Document:
══════════════════════════════

The FBI Just Warned About a New Attack That Bypasses MFA on Microsoft 365

Reza

Most security advice boils down to one thing: enable MFA. And that's still good advice. But in May 2026, the FBI published a public service announcement about a phishing platform called Kali365 that lets attackers take over Microsoft 365 accounts while completely bypassing MFA - without ever stealing your password.

This isn't a theoretical attack. Kali365 launched in April 2026 and spread quickly through Telegram, giving less-technical attackers access to pre-built phishing templates, AI-generated lures, and real-time tracking dashboards. If your business runs on Microsoft 365 - and most businesses do - this is worth understanding.

What Is Device Code Phishing?

Device code phishing abuses a legitimate part of Microsoft's authentication system called the OAuth 2.0 Device Authorization Grant (RFC 8628). This flow was designed for devices that don't have keyboards or browsers - think smart TVs, IoT sensors, or Azure command-line tools - to authenticate against Microsoft without a traditional login screen.

══════════════════════════════

Information provided:
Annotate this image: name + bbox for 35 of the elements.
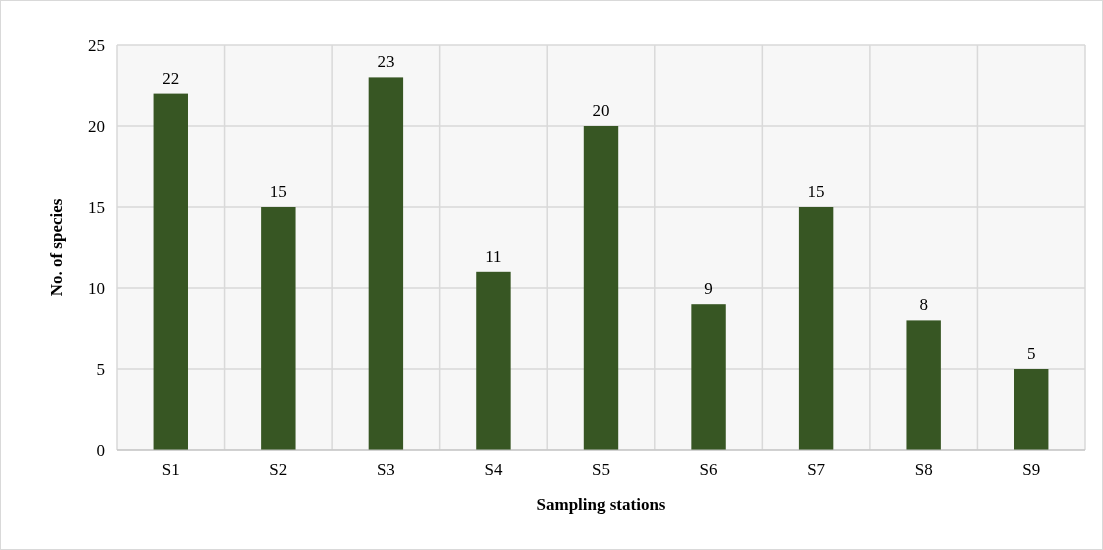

══════════════════════════════

Tasks to perform:
a: According to the Kali365 article, when did Kali365 launch?
b: Pick up the Kali365 article right after its last sentence and write the next part.
You won't need the listing for these tasks.

Responses:
a: April 2026.

b:
Here's how Microsoft intended it to work: a device displays a short code and tells you to go to microsoft.com/devicelogin, enter the code, and sign in with your account. The device then receives an authenticated token and you're in. It's a legitimate, useful feature.

Attackers figured out they could trigger that flow themselves, send you the code, and collect the authentication token when you enter it. The entire attack happens on real Microsoft pages. There's no fake login page to detect, no spoofed certificate to warn you, and no malware dropped on your machine.

The Kali365 Platform: What the FBI Found

According to the FBI's May 2026 advisory, Kali365 is a Phishing-as-a-Service (PhaaS) platform first seen in April 2026 and distributed via Telegram. For a subscription fee, anyone can get:

  • AI-generated phishing email templates impersonating vendors, document-sharing services, and cloud apps
  • Automated campaign tools to send lure messages at scale
  • Real-time dashboards showing which targets clicked and authorized the session
  • Automated OAuth token capture - so the attacker receives a ready-to-use Microsoft 365 session the moment you approve the code

Once the token is captured, the attacker has persistent access to Outlook, Teams, OneDrive, and any other Microsoft 365 service the compromised account can reach - without needing your password and without triggering another MFA prompt.

How the Attack Plays Out, Step by Step

Understanding the sequence helps you recognize it before completing it.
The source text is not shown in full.